# Dataset extract
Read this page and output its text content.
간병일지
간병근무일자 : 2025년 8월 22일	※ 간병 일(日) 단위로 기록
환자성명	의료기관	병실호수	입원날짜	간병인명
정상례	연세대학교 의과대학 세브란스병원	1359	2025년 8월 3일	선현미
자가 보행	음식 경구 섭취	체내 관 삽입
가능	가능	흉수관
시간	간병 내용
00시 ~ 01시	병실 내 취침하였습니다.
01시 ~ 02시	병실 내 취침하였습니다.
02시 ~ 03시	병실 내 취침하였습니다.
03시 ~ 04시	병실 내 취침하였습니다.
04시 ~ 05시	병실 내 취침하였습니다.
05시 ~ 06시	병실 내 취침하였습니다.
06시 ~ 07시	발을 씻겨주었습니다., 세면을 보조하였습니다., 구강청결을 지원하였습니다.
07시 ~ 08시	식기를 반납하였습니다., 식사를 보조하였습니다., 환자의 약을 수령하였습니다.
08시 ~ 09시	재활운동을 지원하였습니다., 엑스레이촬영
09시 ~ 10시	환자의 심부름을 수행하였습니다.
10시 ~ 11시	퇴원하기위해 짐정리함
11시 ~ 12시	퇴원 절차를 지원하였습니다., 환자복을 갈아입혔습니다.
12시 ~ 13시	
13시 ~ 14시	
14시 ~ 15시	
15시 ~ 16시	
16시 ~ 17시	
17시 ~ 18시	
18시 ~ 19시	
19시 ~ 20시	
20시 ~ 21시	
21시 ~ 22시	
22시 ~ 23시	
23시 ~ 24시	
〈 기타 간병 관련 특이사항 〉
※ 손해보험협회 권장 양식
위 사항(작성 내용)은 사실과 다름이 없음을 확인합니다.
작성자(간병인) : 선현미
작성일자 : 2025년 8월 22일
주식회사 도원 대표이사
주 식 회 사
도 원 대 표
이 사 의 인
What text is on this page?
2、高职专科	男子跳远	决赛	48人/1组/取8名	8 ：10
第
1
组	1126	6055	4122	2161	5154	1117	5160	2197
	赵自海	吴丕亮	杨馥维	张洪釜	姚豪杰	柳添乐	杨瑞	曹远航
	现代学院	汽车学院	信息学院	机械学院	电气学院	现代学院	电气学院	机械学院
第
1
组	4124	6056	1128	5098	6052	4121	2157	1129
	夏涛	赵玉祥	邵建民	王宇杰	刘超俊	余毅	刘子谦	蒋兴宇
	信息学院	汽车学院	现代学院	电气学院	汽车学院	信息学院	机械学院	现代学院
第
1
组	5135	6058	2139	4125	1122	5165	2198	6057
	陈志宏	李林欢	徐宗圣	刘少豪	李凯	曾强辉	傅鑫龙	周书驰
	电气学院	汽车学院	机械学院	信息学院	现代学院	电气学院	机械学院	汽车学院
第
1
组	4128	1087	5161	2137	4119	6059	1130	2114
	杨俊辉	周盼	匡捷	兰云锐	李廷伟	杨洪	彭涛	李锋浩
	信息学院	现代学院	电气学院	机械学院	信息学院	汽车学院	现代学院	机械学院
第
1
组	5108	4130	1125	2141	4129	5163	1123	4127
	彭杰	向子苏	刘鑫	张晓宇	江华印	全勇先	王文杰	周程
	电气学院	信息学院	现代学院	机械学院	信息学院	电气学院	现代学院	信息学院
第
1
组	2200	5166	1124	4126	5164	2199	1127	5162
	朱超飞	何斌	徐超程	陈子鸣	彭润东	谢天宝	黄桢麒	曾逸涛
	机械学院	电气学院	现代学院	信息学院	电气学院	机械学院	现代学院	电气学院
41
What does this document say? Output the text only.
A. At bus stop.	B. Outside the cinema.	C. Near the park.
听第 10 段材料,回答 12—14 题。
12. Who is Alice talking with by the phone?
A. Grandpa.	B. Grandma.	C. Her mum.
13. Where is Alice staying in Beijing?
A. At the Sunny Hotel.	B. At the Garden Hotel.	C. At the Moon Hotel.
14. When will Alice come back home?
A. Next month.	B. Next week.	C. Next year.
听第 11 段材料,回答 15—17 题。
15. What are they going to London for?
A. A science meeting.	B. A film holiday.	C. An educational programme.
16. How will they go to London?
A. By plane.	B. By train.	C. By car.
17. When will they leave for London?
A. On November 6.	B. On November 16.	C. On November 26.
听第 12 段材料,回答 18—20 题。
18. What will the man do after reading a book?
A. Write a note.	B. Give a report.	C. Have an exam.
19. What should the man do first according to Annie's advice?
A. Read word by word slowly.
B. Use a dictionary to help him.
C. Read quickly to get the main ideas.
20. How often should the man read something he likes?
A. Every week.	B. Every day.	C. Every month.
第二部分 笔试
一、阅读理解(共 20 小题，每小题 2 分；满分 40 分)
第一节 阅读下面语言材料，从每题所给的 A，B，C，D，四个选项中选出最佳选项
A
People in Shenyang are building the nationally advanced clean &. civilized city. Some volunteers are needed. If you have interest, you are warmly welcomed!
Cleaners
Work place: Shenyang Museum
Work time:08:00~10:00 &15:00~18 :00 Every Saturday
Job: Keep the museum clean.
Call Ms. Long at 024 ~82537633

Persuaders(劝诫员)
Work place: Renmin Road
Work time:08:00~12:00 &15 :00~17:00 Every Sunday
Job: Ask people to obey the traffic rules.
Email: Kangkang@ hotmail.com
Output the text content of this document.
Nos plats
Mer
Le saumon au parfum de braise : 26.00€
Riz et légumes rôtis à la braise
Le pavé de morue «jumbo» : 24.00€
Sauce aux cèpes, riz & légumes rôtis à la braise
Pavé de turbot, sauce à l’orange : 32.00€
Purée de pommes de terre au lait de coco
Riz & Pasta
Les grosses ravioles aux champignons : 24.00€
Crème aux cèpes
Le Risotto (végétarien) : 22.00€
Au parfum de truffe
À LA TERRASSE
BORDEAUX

# Problem to work on
Each record must be repeated exactly as it is.

# Answer for this exercise
Read this page and output its text content.
간병일지
간병근무일자 : 2025년 8월 22일	※ 간병 일(日) 단위로 기록
환자성명	의료기관	병실호수	입원날짜	간병인명
정상례	연세대학교 의과대학 세브란스병원	1359	2025년 8월 3일	선현미
자가 보행	음식 경구 섭취	체내 관 삽입
가능	가능	흉수관
시간	간병 내용
00시 ~ 01시	병실 내 취침하였습니다.
01시 ~ 02시	병실 내 취침하였습니다.
02시 ~ 03시	병실 내 취침하였습니다.
03시 ~ 04시	병실 내 취침하였습니다.
04시 ~ 05시	병실 내 취침하였습니다.
05시 ~ 06시	병실 내 취침하였습니다.
06시 ~ 07시	발을 씻겨주었습니다., 세면을 보조하였습니다., 구강청결을 지원하였습니다.
07시 ~ 08시	식기를 반납하였습니다., 식사를 보조하였습니다., 환자의 약을 수령하였습니다.
08시 ~ 09시	재활운동을 지원하였습니다., 엑스레이촬영
09시 ~ 10시	환자의 심부름을 수행하였습니다.
10시 ~ 11시	퇴원하기위해 짐정리함
11시 ~ 12시	퇴원 절차를 지원하였습니다., 환자복을 갈아입혔습니다.
12시 ~ 13시	
13시 ~ 14시	
14시 ~ 15시	
15시 ~ 16시	
16시 ~ 17시	
17시 ~ 18시	
18시 ~ 19시	
19시 ~ 20시	
20시 ~ 21시	
21시 ~ 22시	
22시 ~ 23시	
23시 ~ 24시	
〈 기타 간병 관련 특이사항 〉
※ 손해보험협회 권장 양식
위 사항(작성 내용)은 사실과 다름이 없음을 확인합니다.
작성자(간병인) : 선현미
작성일자 : 2025년 8월 22일
주식회사 도원 대표이사
주 식 회 사
도 원 대 표
이 사 의 인
What text is on this page?
2、高职专科	男子跳远	决赛	48人/1组/取8名	8 ：10
第
1
组	1126	6055	4122	2161	5154	1117	5160	2197
	赵自海	吴丕亮	杨馥维	张洪釜	姚豪杰	柳添乐	杨瑞	曹远航
	现代学院	汽车学院	信息学院	机械学院	电气学院	现代学院	电气学院	机械学院
第
1
组	4124	6056	1128	5098	6052	4121	2157	1129
	夏涛	赵玉祥	邵建民	王宇杰	刘超俊	余毅	刘子谦	蒋兴宇
	信息学院	汽车学院	现代学院	电气学院	汽车学院	信息学院	机械学院	现代学院
第
1
组	5135	6058	2139	4125	1122	5165	2198	6057
	陈志宏	李林欢	徐宗圣	刘少豪	李凯	曾强辉	傅鑫龙	周书驰
	电气学院	汽车学院	机械学院	信息学院	现代学院	电气学院	机械学院	汽车学院
第
1
组	4128	1087	5161	2137	4119	6059	1130	2114
	杨俊辉	周盼	匡捷	兰云锐	李廷伟	杨洪	彭涛	李锋浩
	信息学院	现代学院	电气学院	机械学院	信息学院	汽车学院	现代学院	机械学院
第
1
组	5108	4130	1125	2141	4129	5163	1123	4127
	彭杰	向子苏	刘鑫	张晓宇	江华印	全勇先	王文杰	周程
	电气学院	信息学院	现代学院	机械学院	信息学院	电气学院	现代学院	信息学院
第
1
组	2200	5166	1124	4126	5164	2199	1127	5162
	朱超飞	何斌	徐超程	陈子鸣	彭润东	谢天宝	黄桢麒	曾逸涛
	机械学院	电气学院	现代学院	信息学院	电气学院	机械学院	现代学院	电气学院
41
What does this document say? Output the text only.
A. At bus stop.	B. Outside the cinema.	C. Near the park.
听第 10 段材料,回答 12—14 题。
12. Who is Alice talking with by the phone?
A. Grandpa.	B. Grandma.	C. Her mum.
13. Where is Alice staying in Beijing?
A. At the Sunny Hotel.	B. At the Garden Hotel.	C. At the Moon Hotel.
14. When will Alice come back home?
A. Next month.	B. Next week.	C. Next year.
听第 11 段材料,回答 15—17 题。
15. What are they going to London for?
A. A science meeting.	B. A film holiday.	C. An educational programme.
16. How will they go to London?
A. By plane.	B. By train.	C. By car.
17. When will they leave for London?
A. On November 6.	B. On November 16.	C. On November 26.
听第 12 段材料,回答 18—20 题。
18. What will the man do after reading a book?
A. Write a note.	B. Give a report.	C. Have an exam.
19. What should the man do first according to Annie's advice?
A. Read word by word slowly.
B. Use a dictionary to help him.
C. Read quickly to get the main ideas.
20. How often should the man read something he likes?
A. Every week.	B. Every day.	C. Every month.
第二部分 笔试
一、阅读理解(共 20 小题，每小题 2 分；满分 40 分)
第一节 阅读下面语言材料，从每题所给的 A，B，C，D，四个选项中选出最佳选项
A
People in Shenyang are building the nationally advanced clean &. civilized city. Some volunteers are needed. If you have interest, you are warmly welcomed!
Cleaners
Work place: Shenyang Museum
Work time:08:00~10:00 &15:00~18 :00 Every Saturday
Job: Keep the museum clean.
Call Ms. Long at 024 ~82537633

Persuaders(劝诫员)
Work place: Renmin Road
Work time:08:00~12:00 &15 :00~17:00 Every Sunday
Job: Ask people to obey the traffic rules.
Email: Kangkang@ hotmail.com
Output the text content of this document.
Nos plats
Mer
Le saumon au parfum de braise : 26.00€
Riz et légumes rôtis à la braise
Le pavé de morue «jumbo» : 24.00€
Sauce aux cèpes, riz & légumes rôtis à la braise
Pavé de turbot, sauce à l’orange : 32.00€
Purée de pommes de terre au lait de coco
Riz & Pasta
Les grosses ravioles aux champignons : 24.00€
Crème aux cèpes
Le Risotto (végétarien) : 22.00€
Au parfum de truffe
À LA TERRASSE
BORDEAUX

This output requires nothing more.